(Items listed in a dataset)
==========
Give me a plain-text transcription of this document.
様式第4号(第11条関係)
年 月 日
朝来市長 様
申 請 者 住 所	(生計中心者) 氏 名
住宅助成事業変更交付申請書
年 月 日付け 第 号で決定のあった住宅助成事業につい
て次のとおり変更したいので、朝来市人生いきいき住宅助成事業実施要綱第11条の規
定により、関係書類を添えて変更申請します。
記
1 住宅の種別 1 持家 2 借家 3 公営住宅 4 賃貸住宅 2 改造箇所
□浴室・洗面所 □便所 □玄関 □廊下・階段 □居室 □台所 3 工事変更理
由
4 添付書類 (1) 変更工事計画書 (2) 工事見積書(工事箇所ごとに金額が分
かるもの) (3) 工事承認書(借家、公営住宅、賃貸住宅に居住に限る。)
==========
- **What you need to do**:
Every entry should be printed again exactly as written.

- **The response**:
Give me a plain-text transcription of this document.
様式第4号(第11条関係)
年 月 日
朝来市長 様
申 請 者 住 所	(生計中心者) 氏 名
住宅助成事業変更交付申請書
年 月 日付け 第 号で決定のあった住宅助成事業につい
て次のとおり変更したいので、朝来市人生いきいき住宅助成事業実施要綱第11条の規
定により、関係書類を添えて変更申請します。
記
1 住宅の種別 1 持家 2 借家 3 公営住宅 4 賃貸住宅 2 改造箇所
□浴室・洗面所 □便所 □玄関 □廊下・階段 □居室 □台所 3 工事変更理
由
4 添付書類 (1) 変更工事計画書 (2) 工事見積書(工事箇所ごとに金額が分
かるもの) (3) 工事承認書(借家、公営住宅、賃貸住宅に居住に限る。)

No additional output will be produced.